** TASK DIRECTIONS **
Extract every one of the lines below word for word, leaving out any pictures.

** PROVIDED MATERIAL **
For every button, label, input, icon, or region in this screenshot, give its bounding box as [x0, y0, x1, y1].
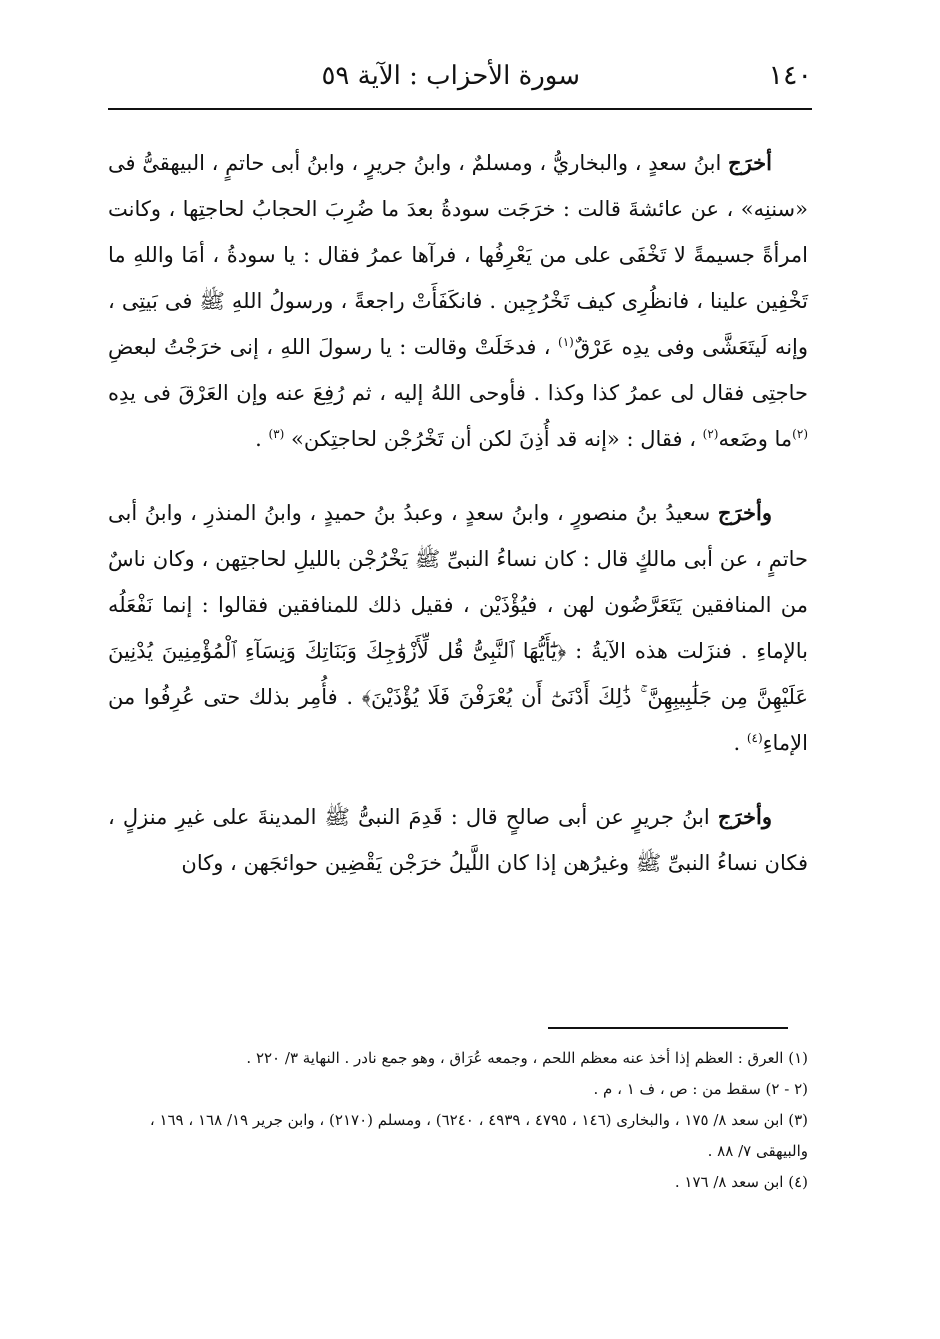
paragraph-text: ابنُ سعدٍ ، والبخاريُّ ، ومسلمٌ ، وابنُ جريرٍ ، وابنُ أبى حاتمٍ ، البيهقىُّ فى «سننِه» ، عن عائشةَ قالت : خرَجَت سودةُ بعدَ ما ضُرِبَ الحجابُ لحاجتِها ، وكانت امرأةً جسيمةً لا تَخْفَى على من يَعْرِفُها ، فرآها عمرُ فقال : يا سودةُ ، أمَا واللهِ ما تَخْفِين علينا ، فانظُرِى كيف تَخْرُجِين . فانكَفَأَتْ راجعةً ، ورسولُ اللهِ ﷺ فى بَيتِى ، وإنه لَيتَعَشَّى وفى يدِه عَرْقٌ	[108, 151, 809, 359]
paragraph-lead: أخرَج	[728, 150, 772, 175]
page-number: ١٤٠	[768, 60, 812, 91]
footnote-ref: (٤)	[746, 731, 763, 745]
footnote-ref: (١)	[558, 335, 574, 349]
paragraph-1	[108, 140, 808, 462]
footnotes	[108, 1043, 808, 1198]
main-text	[108, 140, 808, 914]
footnote-1: (١) العرق : العظم إذا أخذ عنه معظم اللحم ، وجمعه عُرَاق ، وهو جمع نادر . النهاية ٣/ ٢٢٠ .	[246, 1049, 808, 1067]
paragraph-text: سعيدُ بنُ منصورٍ ، وابنُ سعدٍ ، وعبدُ بنُ حميدٍ ، وابنُ المنذرِ ، وابنُ أبى حاتمٍ ، عن أبى مالكٍ قال : كان نساءُ النبىِّ ﷺ يَخْرُجْن بالليلِ لحاجتِهن ، وكان ناسٌ من المنافقين يَتَعَرَّضُون لهن ، فيُؤْذَيْن ، فقيل ذلك للمنافقين فقالوا : إنما نَفْعَلُه بالإماءِ . فنزَلت هذه الآيةُ : ﴿يَٰٓأَيُّهَا ٱلنَّبِىُّ قُل لِّأَزْوَٰجِكَ وَبَنَاتِكَ وَنِسَآءِ ٱلْمُؤْمِنِينَ يُدْنِينَ عَلَيْهِنَّ مِن جَلَٰبِيبِهِنَّ ۚ ذَٰلِكَ أَدْنَىٰٓ أَن يُعْرَفْنَ فَلَا يُؤْذَيْنَ﴾ . فأُمِر بذلك حتى عُرِفُوا من الإماءِ	[108, 501, 808, 755]
header-rule	[108, 108, 812, 110]
surah-verse-title: سورة الأحزاب : الآية ٥٩	[321, 61, 580, 91]
footnote-4: (٤) ابن سعد ٨/ ١٧٦ .	[674, 1173, 808, 1191]
footnote-3: (٣) ابن سعد ٨/ ١٧٥ ، والبخارى (١٤٦ ، ٤٧٩٥ ، ٤٩٣٩ ، ٦٢٤٠) ، ومسلم (٢١٧٠) ، وابن جرير ١٩/ ١٦٨ ، ١٦٩ ، والبيهقى ٧/ ٨٨ .	[149, 1111, 808, 1160]
footnote-2: (٢ - ٢) سقط من : ص ، ف ١ ، م .	[593, 1080, 808, 1098]
running-header	[108, 58, 812, 102]
paragraph-text: ، فقال : «إنه قد أُذِنَ لكن أن تَخْرُجْن لحاجتِكن»	[284, 427, 703, 451]
paragraph-lead: وأخرَج	[717, 804, 772, 829]
paragraph-text: .	[255, 427, 269, 451]
paragraph-text: ، فدخَلَتْ وقالت : يا رسولَ اللهِ ، إنى خرَجْتُ لبعضِ حاجتِى فقال لى عمرُ كذا وكذا . فأوحى اللهُ إليه ، ثم رُفِعَ عنه وإن العَرْقَ فى يدِه	[108, 335, 808, 405]
footnote-separator	[548, 1027, 788, 1029]
paragraph-text: ابنُ جريرٍ عن أبى صالحٍ قال : قَدِمَ النبىُّ ﷺ المدينةَ على غيرِ منزلٍ ، فكان نساءُ النبىِّ ﷺ وغيرُهن إذا كان اللَّيلُ خرَجْن يَقْضِين حوائجَهن ، وكان	[108, 805, 808, 875]
paragraph-text: .	[733, 731, 747, 755]
paragraph-2	[108, 490, 808, 766]
paragraph-text: ما وضَعه	[718, 427, 793, 451]
footnote-ref: (٢)	[702, 427, 719, 441]
paragraph-3	[108, 794, 808, 886]
footnote-ref: (٣)	[268, 427, 285, 441]
paragraph-lead: وأخرَج	[717, 500, 772, 525]
footnote-ref: (٢)	[792, 427, 808, 441]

** RESULT OF THIS TASK **
For every button, label, input, icon, or region in this screenshot, give its bounding box as [x0, y0, x1, y1].
paragraph-text: ابنُ سعدٍ ، والبخاريُّ ، ومسلمٌ ، وابنُ جريرٍ ، وابنُ أبى حاتمٍ ، البيهقىُّ فى «سننِه» ، عن عائشةَ قالت : خرَجَت سودةُ بعدَ ما ضُرِبَ الحجابُ لحاجتِها ، وكانت امرأةً جسيمةً لا تَخْفَى على من يَعْرِفُها ، فرآها عمرُ فقال : يا سودةُ ، أمَا واللهِ ما تَخْفِين علينا ، فانظُرِى كيف تَخْرُجِين . فانكَفَأَتْ راجعةً ، ورسولُ اللهِ ﷺ فى بَيتِى ، وإنه لَيتَعَشَّى وفى يدِه عَرْقٌ	[108, 151, 809, 359]
paragraph-lead: أخرَج	[728, 150, 772, 175]
page-number: ١٤٠	[768, 60, 812, 91]
footnote-ref: (٤)	[746, 731, 763, 745]
footnote-ref: (١)	[558, 335, 574, 349]
paragraph-1	[108, 140, 808, 462]
footnotes	[108, 1043, 808, 1198]
main-text	[108, 140, 808, 914]
footnote-1: (١) العرق : العظم إذا أخذ عنه معظم اللحم ، وجمعه عُرَاق ، وهو جمع نادر . النهاية ٣/ ٢٢٠ .	[246, 1049, 808, 1067]
paragraph-text: سعيدُ بنُ منصورٍ ، وابنُ سعدٍ ، وعبدُ بنُ حميدٍ ، وابنُ المنذرِ ، وابنُ أبى حاتمٍ ، عن أبى مالكٍ قال : كان نساءُ النبىِّ ﷺ يَخْرُجْن بالليلِ لحاجتِهن ، وكان ناسٌ من المنافقين يَتَعَرَّضُون لهن ، فيُؤْذَيْن ، فقيل ذلك للمنافقين فقالوا : إنما نَفْعَلُه بالإماءِ . فنزَلت هذه الآيةُ : ﴿يَٰٓأَيُّهَا ٱلنَّبِىُّ قُل لِّأَزْوَٰجِكَ وَبَنَاتِكَ وَنِسَآءِ ٱلْمُؤْمِنِينَ يُدْنِينَ عَلَيْهِنَّ مِن جَلَٰبِيبِهِنَّ ۚ ذَٰلِكَ أَدْنَىٰٓ أَن يُعْرَفْنَ فَلَا يُؤْذَيْنَ﴾ . فأُمِر بذلك حتى عُرِفُوا من الإماءِ	[108, 501, 808, 755]
header-rule	[108, 108, 812, 110]
surah-verse-title: سورة الأحزاب : الآية ٥٩	[321, 61, 580, 91]
footnote-4: (٤) ابن سعد ٨/ ١٧٦ .	[674, 1173, 808, 1191]
footnote-3: (٣) ابن سعد ٨/ ١٧٥ ، والبخارى (١٤٦ ، ٤٧٩٥ ، ٤٩٣٩ ، ٦٢٤٠) ، ومسلم (٢١٧٠) ، وابن جرير ١٩/ ١٦٨ ، ١٦٩ ، والبيهقى ٧/ ٨٨ .	[149, 1111, 808, 1160]
footnote-2: (٢ - ٢) سقط من : ص ، ف ١ ، م .	[593, 1080, 808, 1098]
running-header	[108, 58, 812, 102]
paragraph-text: ، فقال : «إنه قد أُذِنَ لكن أن تَخْرُجْن لحاجتِكن»	[284, 427, 703, 451]
paragraph-lead: وأخرَج	[717, 804, 772, 829]
paragraph-text: .	[255, 427, 269, 451]
paragraph-text: ، فدخَلَتْ وقالت : يا رسولَ اللهِ ، إنى خرَجْتُ لبعضِ حاجتِى فقال لى عمرُ كذا وكذا . فأوحى اللهُ إليه ، ثم رُفِعَ عنه وإن العَرْقَ فى يدِه	[108, 335, 808, 405]
footnote-separator	[548, 1027, 788, 1029]
paragraph-text: ابنُ جريرٍ عن أبى صالحٍ قال : قَدِمَ النبىُّ ﷺ المدينةَ على غيرِ منزلٍ ، فكان نساءُ النبىِّ ﷺ وغيرُهن إذا كان اللَّيلُ خرَجْن يَقْضِين حوائجَهن ، وكان	[108, 805, 808, 875]
paragraph-text: .	[733, 731, 747, 755]
paragraph-2	[108, 490, 808, 766]
paragraph-text: ما وضَعه	[718, 427, 793, 451]
footnote-ref: (٢)	[702, 427, 719, 441]
paragraph-3	[108, 794, 808, 886]
footnote-ref: (٣)	[268, 427, 285, 441]
paragraph-lead: وأخرَج	[717, 500, 772, 525]
footnote-ref: (٢)	[792, 427, 808, 441]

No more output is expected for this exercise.